### Exercise requirements
Reproduce the items below line for line, with no changes.

---- Material for this task

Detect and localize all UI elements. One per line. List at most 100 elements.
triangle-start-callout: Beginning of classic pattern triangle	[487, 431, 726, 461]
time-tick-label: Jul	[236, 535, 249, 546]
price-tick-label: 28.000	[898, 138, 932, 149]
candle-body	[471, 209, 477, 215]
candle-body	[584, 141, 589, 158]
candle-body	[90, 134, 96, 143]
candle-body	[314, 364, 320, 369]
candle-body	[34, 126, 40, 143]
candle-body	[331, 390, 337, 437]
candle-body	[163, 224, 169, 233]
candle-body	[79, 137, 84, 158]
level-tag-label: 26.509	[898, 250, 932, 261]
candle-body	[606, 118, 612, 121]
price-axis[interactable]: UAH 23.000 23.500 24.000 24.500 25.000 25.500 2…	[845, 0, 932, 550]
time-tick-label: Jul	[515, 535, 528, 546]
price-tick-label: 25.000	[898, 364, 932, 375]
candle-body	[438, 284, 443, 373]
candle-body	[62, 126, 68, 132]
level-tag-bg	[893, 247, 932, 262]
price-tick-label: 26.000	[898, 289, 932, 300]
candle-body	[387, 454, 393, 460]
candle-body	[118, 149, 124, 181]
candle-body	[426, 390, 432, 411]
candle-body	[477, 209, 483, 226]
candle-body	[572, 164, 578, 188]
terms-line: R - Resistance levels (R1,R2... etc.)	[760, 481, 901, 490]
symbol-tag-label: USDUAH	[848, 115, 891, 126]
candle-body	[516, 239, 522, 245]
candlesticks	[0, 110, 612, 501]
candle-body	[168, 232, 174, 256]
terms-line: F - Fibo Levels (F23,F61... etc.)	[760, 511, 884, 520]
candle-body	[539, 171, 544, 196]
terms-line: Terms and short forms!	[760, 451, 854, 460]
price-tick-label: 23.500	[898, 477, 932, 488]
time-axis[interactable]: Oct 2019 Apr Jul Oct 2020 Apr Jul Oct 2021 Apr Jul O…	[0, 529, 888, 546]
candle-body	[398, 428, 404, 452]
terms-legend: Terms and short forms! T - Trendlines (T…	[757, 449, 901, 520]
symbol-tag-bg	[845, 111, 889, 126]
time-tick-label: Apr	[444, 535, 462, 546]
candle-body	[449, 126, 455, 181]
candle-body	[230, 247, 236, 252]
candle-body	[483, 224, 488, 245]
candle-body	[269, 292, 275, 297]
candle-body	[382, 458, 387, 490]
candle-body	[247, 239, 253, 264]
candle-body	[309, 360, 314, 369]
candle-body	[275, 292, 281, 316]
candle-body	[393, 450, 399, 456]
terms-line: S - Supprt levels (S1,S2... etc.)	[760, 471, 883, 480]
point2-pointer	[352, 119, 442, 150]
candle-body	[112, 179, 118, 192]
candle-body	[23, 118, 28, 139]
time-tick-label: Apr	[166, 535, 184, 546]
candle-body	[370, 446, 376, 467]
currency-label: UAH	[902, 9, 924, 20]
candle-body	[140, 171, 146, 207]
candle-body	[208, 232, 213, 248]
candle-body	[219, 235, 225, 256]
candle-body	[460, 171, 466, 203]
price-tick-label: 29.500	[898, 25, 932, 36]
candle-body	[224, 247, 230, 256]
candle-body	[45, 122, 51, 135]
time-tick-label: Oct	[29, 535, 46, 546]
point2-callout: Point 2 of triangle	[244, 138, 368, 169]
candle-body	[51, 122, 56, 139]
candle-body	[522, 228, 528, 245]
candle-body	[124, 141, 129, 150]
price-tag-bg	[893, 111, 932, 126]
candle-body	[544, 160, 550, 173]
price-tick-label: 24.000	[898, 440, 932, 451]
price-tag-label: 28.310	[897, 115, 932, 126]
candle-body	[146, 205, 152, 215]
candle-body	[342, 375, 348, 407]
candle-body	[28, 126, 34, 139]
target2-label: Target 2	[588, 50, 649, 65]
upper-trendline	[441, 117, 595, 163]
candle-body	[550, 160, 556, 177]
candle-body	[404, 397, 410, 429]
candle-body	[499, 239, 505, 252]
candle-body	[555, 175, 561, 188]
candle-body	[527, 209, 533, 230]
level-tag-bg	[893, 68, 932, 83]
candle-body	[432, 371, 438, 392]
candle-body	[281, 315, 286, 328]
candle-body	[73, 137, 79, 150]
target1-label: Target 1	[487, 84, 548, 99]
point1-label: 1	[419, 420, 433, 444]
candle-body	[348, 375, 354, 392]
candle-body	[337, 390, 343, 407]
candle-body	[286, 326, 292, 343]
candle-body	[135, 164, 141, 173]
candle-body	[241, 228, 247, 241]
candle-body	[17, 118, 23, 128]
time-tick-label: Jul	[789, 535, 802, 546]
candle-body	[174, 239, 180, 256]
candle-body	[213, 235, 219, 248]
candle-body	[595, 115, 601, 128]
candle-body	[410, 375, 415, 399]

--------

### Output below
Detect and localize all UI elements. One per line. List at most 100 elements.
triangle-start-callout: Beginning of classic pattern triangle	[487, 431, 726, 461]
time-tick-label: Jul	[236, 535, 249, 546]
price-tick-label: 28.000	[898, 138, 932, 149]
candle-body	[471, 209, 477, 215]
candle-body	[584, 141, 589, 158]
candle-body	[90, 134, 96, 143]
candle-body	[314, 364, 320, 369]
candle-body	[34, 126, 40, 143]
candle-body	[331, 390, 337, 437]
candle-body	[163, 224, 169, 233]
candle-body	[79, 137, 84, 158]
level-tag-label: 26.509	[898, 250, 932, 261]
candle-body	[606, 118, 612, 121]
price-axis[interactable]: UAH 23.000 23.500 24.000 24.500 25.000 25.500 2…	[845, 0, 932, 550]
time-tick-label: Jul	[515, 535, 528, 546]
price-tick-label: 25.000	[898, 364, 932, 375]
candle-body	[438, 284, 443, 373]
candle-body	[62, 126, 68, 132]
level-tag-bg	[893, 247, 932, 262]
price-tick-label: 26.000	[898, 289, 932, 300]
candle-body	[387, 454, 393, 460]
candle-body	[118, 149, 124, 181]
candle-body	[426, 390, 432, 411]
candle-body	[477, 209, 483, 226]
candle-body	[572, 164, 578, 188]
terms-line: R - Resistance levels (R1,R2... etc.)	[760, 481, 901, 490]
symbol-tag-label: USDUAH	[848, 115, 891, 126]
candle-body	[516, 239, 522, 245]
candlesticks	[0, 110, 612, 501]
candle-body	[168, 232, 174, 256]
terms-line: F - Fibo Levels (F23,F61... etc.)	[760, 511, 884, 520]
candle-body	[539, 171, 544, 196]
terms-line: Terms and short forms!	[760, 451, 854, 460]
price-tick-label: 23.500	[898, 477, 932, 488]
time-axis[interactable]: Oct 2019 Apr Jul Oct 2020 Apr Jul Oct 2021 Apr Jul O…	[0, 529, 888, 546]
candle-body	[398, 428, 404, 452]
terms-legend: Terms and short forms! T - Trendlines (T…	[757, 449, 901, 520]
symbol-tag-bg	[845, 111, 889, 126]
time-tick-label: Apr	[444, 535, 462, 546]
candle-body	[449, 126, 455, 181]
candle-body	[230, 247, 236, 252]
candle-body	[483, 224, 488, 245]
candle-body	[269, 292, 275, 297]
candle-body	[382, 458, 387, 490]
candle-body	[247, 239, 253, 264]
candle-body	[309, 360, 314, 369]
candle-body	[275, 292, 281, 316]
candle-body	[393, 450, 399, 456]
terms-line: S - Supprt levels (S1,S2... etc.)	[760, 471, 883, 480]
point2-pointer	[352, 119, 442, 150]
candle-body	[112, 179, 118, 192]
candle-body	[23, 118, 28, 139]
time-tick-label: Apr	[166, 535, 184, 546]
candle-body	[370, 446, 376, 467]
currency-label: UAH	[902, 9, 924, 20]
candle-body	[140, 171, 146, 207]
candle-body	[208, 232, 213, 248]
candle-body	[219, 235, 225, 256]
candle-body	[460, 171, 466, 203]
price-tick-label: 29.500	[898, 25, 932, 36]
candle-body	[224, 247, 230, 256]
candle-body	[45, 122, 51, 135]
time-tick-label: Oct	[29, 535, 46, 546]
point2-callout: Point 2 of triangle	[244, 138, 368, 169]
candle-body	[51, 122, 56, 139]
candle-body	[522, 228, 528, 245]
candle-body	[124, 141, 129, 150]
price-tag-bg	[893, 111, 932, 126]
candle-body	[544, 160, 550, 173]
price-tick-label: 24.000	[898, 440, 932, 451]
price-tag-label: 28.310	[897, 115, 932, 126]
candle-body	[146, 205, 152, 215]
candle-body	[342, 375, 348, 407]
candle-body	[28, 126, 34, 139]
target2-label: Target 2	[588, 50, 649, 65]
upper-trendline	[441, 117, 595, 163]
candle-body	[550, 160, 556, 177]
candle-body	[404, 397, 410, 429]
candle-body	[499, 239, 505, 252]
candle-body	[555, 175, 561, 188]
candle-body	[527, 209, 533, 230]
level-tag-bg	[893, 68, 932, 83]
candle-body	[432, 371, 438, 392]
candle-body	[281, 315, 286, 328]
candle-body	[73, 137, 79, 150]
target1-label: Target 1	[487, 84, 548, 99]
point1-label: 1	[419, 420, 433, 444]
candle-body	[348, 375, 354, 392]
candle-body	[337, 390, 343, 407]
candle-body	[286, 326, 292, 343]
candle-body	[135, 164, 141, 173]
candle-body	[241, 228, 247, 241]
candle-body	[17, 118, 23, 128]
time-tick-label: Jul	[789, 535, 802, 546]
candle-body	[174, 239, 180, 256]
candle-body	[213, 235, 219, 248]
candle-body	[595, 115, 601, 128]
candle-body	[410, 375, 415, 399]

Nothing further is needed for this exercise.